↓↓↓

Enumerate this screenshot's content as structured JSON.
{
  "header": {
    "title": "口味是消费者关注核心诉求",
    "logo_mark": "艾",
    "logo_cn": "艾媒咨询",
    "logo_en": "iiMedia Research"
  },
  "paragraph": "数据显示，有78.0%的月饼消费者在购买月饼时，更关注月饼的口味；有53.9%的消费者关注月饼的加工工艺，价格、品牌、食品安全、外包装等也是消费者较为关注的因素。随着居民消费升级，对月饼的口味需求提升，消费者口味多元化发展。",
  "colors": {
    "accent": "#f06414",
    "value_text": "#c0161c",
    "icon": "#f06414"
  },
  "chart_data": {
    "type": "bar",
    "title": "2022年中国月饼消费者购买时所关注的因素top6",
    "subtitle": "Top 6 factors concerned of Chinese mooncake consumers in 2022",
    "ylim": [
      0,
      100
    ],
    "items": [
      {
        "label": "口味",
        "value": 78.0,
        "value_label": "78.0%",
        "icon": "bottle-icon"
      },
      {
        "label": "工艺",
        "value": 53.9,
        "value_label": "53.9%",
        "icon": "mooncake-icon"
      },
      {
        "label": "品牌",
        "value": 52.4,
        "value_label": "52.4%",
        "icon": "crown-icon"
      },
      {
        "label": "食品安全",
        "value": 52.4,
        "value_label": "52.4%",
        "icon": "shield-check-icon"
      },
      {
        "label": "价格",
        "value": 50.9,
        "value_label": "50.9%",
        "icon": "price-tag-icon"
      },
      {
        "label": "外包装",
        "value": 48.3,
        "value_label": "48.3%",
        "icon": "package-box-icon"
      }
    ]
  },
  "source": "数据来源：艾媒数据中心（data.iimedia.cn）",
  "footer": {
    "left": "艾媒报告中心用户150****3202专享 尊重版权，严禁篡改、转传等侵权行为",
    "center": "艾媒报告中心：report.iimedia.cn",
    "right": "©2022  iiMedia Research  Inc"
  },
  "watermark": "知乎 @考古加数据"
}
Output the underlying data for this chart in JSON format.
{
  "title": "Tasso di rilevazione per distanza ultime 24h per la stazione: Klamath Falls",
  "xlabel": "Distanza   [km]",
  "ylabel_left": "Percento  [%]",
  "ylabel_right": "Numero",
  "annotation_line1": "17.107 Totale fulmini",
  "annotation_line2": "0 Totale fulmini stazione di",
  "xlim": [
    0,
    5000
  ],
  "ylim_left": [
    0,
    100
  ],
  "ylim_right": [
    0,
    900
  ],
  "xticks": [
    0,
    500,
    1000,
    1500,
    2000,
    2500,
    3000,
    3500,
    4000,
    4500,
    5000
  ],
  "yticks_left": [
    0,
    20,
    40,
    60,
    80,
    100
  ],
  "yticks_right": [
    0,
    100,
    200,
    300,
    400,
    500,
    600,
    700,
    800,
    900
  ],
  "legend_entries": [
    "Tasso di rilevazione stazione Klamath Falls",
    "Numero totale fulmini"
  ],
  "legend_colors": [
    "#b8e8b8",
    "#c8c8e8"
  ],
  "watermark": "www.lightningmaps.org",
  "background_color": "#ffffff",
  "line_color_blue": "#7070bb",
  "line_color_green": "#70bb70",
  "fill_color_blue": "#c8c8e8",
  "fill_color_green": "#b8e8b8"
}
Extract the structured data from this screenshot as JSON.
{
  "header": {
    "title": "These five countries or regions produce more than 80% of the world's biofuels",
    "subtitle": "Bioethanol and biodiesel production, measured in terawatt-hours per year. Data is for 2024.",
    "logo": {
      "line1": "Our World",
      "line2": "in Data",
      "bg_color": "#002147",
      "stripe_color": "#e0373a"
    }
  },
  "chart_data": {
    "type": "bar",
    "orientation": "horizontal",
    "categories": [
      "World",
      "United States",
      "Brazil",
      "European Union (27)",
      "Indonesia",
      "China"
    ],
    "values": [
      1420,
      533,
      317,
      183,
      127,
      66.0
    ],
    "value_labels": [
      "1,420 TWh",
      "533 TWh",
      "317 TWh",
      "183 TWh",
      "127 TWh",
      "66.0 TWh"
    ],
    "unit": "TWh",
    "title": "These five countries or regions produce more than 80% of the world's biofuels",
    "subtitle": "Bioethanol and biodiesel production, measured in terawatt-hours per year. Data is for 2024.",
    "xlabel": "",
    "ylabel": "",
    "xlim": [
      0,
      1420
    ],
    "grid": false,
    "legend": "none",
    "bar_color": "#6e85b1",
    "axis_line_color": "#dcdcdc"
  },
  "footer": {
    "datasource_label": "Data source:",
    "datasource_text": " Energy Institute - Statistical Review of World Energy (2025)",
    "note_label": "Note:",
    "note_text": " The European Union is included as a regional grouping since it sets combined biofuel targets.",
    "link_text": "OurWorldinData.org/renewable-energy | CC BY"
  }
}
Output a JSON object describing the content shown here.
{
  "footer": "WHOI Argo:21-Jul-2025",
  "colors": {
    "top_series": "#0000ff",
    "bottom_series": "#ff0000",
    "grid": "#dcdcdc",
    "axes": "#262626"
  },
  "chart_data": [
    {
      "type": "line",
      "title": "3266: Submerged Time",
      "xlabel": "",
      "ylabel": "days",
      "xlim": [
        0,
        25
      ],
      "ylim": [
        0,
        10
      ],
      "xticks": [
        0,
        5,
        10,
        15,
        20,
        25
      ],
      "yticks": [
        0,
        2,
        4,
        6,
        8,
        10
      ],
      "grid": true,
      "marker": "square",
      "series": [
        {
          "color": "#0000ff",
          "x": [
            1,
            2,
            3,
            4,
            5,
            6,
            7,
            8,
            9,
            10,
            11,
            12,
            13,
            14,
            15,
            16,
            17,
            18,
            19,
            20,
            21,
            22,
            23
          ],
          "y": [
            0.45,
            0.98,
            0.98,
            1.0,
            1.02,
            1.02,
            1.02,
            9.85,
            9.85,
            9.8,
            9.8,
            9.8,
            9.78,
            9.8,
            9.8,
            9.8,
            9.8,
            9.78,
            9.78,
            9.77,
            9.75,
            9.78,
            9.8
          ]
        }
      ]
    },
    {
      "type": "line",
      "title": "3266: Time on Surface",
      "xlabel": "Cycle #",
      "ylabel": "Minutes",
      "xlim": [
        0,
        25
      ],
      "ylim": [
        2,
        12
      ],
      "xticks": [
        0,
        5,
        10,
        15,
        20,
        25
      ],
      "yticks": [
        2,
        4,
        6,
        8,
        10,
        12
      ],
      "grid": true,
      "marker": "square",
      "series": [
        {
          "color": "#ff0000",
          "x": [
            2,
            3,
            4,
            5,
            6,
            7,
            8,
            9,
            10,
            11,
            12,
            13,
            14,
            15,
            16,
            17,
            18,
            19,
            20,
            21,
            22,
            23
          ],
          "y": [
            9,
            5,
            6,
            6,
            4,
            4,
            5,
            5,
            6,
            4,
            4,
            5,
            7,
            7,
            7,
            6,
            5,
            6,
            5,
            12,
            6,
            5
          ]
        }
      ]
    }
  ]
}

↑↑↑

* **Description of the task**
Repeat each of the entries above precisely as given.

* **Full output**
Enumerate this screenshot's content as structured JSON.
{
  "header": {
    "title": "口味是消费者关注核心诉求",
    "logo_mark": "艾",
    "logo_cn": "艾媒咨询",
    "logo_en": "iiMedia Research"
  },
  "paragraph": "数据显示，有78.0%的月饼消费者在购买月饼时，更关注月饼的口味；有53.9%的消费者关注月饼的加工工艺，价格、品牌、食品安全、外包装等也是消费者较为关注的因素。随着居民消费升级，对月饼的口味需求提升，消费者口味多元化发展。",
  "colors": {
    "accent": "#f06414",
    "value_text": "#c0161c",
    "icon": "#f06414"
  },
  "chart_data": {
    "type": "bar",
    "title": "2022年中国月饼消费者购买时所关注的因素top6",
    "subtitle": "Top 6 factors concerned of Chinese mooncake consumers in 2022",
    "ylim": [
      0,
      100
    ],
    "items": [
      {
        "label": "口味",
        "value": 78.0,
        "value_label": "78.0%",
        "icon": "bottle-icon"
      },
      {
        "label": "工艺",
        "value": 53.9,
        "value_label": "53.9%",
        "icon": "mooncake-icon"
      },
      {
        "label": "品牌",
        "value": 52.4,
        "value_label": "52.4%",
        "icon": "crown-icon"
      },
      {
        "label": "食品安全",
        "value": 52.4,
        "value_label": "52.4%",
        "icon": "shield-check-icon"
      },
      {
        "label": "价格",
        "value": 50.9,
        "value_label": "50.9%",
        "icon": "price-tag-icon"
      },
      {
        "label": "外包装",
        "value": 48.3,
        "value_label": "48.3%",
        "icon": "package-box-icon"
      }
    ]
  },
  "source": "数据来源：艾媒数据中心（data.iimedia.cn）",
  "footer": {
    "left": "艾媒报告中心用户150****3202专享 尊重版权，严禁篡改、转传等侵权行为",
    "center": "艾媒报告中心：report.iimedia.cn",
    "right": "©2022  iiMedia Research  Inc"
  },
  "watermark": "知乎 @考古加数据"
}
Output the underlying data for this chart in JSON format.
{
  "title": "Tasso di rilevazione per distanza ultime 24h per la stazione: Klamath Falls",
  "xlabel": "Distanza   [km]",
  "ylabel_left": "Percento  [%]",
  "ylabel_right": "Numero",
  "annotation_line1": "17.107 Totale fulmini",
  "annotation_line2": "0 Totale fulmini stazione di",
  "xlim": [
    0,
    5000
  ],
  "ylim_left": [
    0,
    100
  ],
  "ylim_right": [
    0,
    900
  ],
  "xticks": [
    0,
    500,
    1000,
    1500,
    2000,
    2500,
    3000,
    3500,
    4000,
    4500,
    5000
  ],
  "yticks_left": [
    0,
    20,
    40,
    60,
    80,
    100
  ],
  "yticks_right": [
    0,
    100,
    200,
    300,
    400,
    500,
    600,
    700,
    800,
    900
  ],
  "legend_entries": [
    "Tasso di rilevazione stazione Klamath Falls",
    "Numero totale fulmini"
  ],
  "legend_colors": [
    "#b8e8b8",
    "#c8c8e8"
  ],
  "watermark": "www.lightningmaps.org",
  "background_color": "#ffffff",
  "line_color_blue": "#7070bb",
  "line_color_green": "#70bb70",
  "fill_color_blue": "#c8c8e8",
  "fill_color_green": "#b8e8b8"
}
Extract the structured data from this screenshot as JSON.
{
  "header": {
    "title": "These five countries or regions produce more than 80% of the world's biofuels",
    "subtitle": "Bioethanol and biodiesel production, measured in terawatt-hours per year. Data is for 2024.",
    "logo": {
      "line1": "Our World",
      "line2": "in Data",
      "bg_color": "#002147",
      "stripe_color": "#e0373a"
    }
  },
  "chart_data": {
    "type": "bar",
    "orientation": "horizontal",
    "categories": [
      "World",
      "United States",
      "Brazil",
      "European Union (27)",
      "Indonesia",
      "China"
    ],
    "values": [
      1420,
      533,
      317,
      183,
      127,
      66.0
    ],
    "value_labels": [
      "1,420 TWh",
      "533 TWh",
      "317 TWh",
      "183 TWh",
      "127 TWh",
      "66.0 TWh"
    ],
    "unit": "TWh",
    "title": "These five countries or regions produce more than 80% of the world's biofuels",
    "subtitle": "Bioethanol and biodiesel production, measured in terawatt-hours per year. Data is for 2024.",
    "xlabel": "",
    "ylabel": "",
    "xlim": [
      0,
      1420
    ],
    "grid": false,
    "legend": "none",
    "bar_color": "#6e85b1",
    "axis_line_color": "#dcdcdc"
  },
  "footer": {
    "datasource_label": "Data source:",
    "datasource_text": " Energy Institute - Statistical Review of World Energy (2025)",
    "note_label": "Note:",
    "note_text": " The European Union is included as a regional grouping since it sets combined biofuel targets.",
    "link_text": "OurWorldinData.org/renewable-energy | CC BY"
  }
}
Output a JSON object describing the content shown here.
{
  "footer": "WHOI Argo:21-Jul-2025",
  "colors": {
    "top_series": "#0000ff",
    "bottom_series": "#ff0000",
    "grid": "#dcdcdc",
    "axes": "#262626"
  },
  "chart_data": [
    {
      "type": "line",
      "title": "3266: Submerged Time",
      "xlabel": "",
      "ylabel": "days",
      "xlim": [
        0,
        25
      ],
      "ylim": [
        0,
        10
      ],
      "xticks": [
        0,
        5,
        10,
        15,
        20,
        25
      ],
      "yticks": [
        0,
        2,
        4,
        6,
        8,
        10
      ],
      "grid": true,
      "marker": "square",
      "series": [
        {
          "color": "#0000ff",
          "x": [
            1,
            2,
            3,
            4,
            5,
            6,
            7,
            8,
            9,
            10,
            11,
            12,
            13,
            14,
            15,
            16,
            17,
            18,
            19,
            20,
            21,
            22,
            23
          ],
          "y": [
            0.45,
            0.98,
            0.98,
            1.0,
            1.02,
            1.02,
            1.02,
            9.85,
            9.85,
            9.8,
            9.8,
            9.8,
            9.78,
            9.8,
            9.8,
            9.8,
            9.8,
            9.78,
            9.78,
            9.77,
            9.75,
            9.78,
            9.8
          ]
        }
      ]
    },
    {
      "type": "line",
      "title": "3266: Time on Surface",
      "xlabel": "Cycle #",
      "ylabel": "Minutes",
      "xlim": [
        0,
        25
      ],
      "ylim": [
        2,
        12
      ],
      "xticks": [
        0,
        5,
        10,
        15,
        20,
        25
      ],
      "yticks": [
        2,
        4,
        6,
        8,
        10,
        12
      ],
      "grid": true,
      "marker": "square",
      "series": [
        {
          "color": "#ff0000",
          "x": [
            2,
            3,
            4,
            5,
            6,
            7,
            8,
            9,
            10,
            11,
            12,
            13,
            14,
            15,
            16,
            17,
            18,
            19,
            20,
            21,
            22,
            23
          ],
          "y": [
            9,
            5,
            6,
            6,
            4,
            4,
            5,
            5,
            6,
            4,
            4,
            5,
            7,
            7,
            7,
            6,
            5,
            6,
            5,
            12,
            6,
            5
          ]
        }
      ]
    }
  ]
}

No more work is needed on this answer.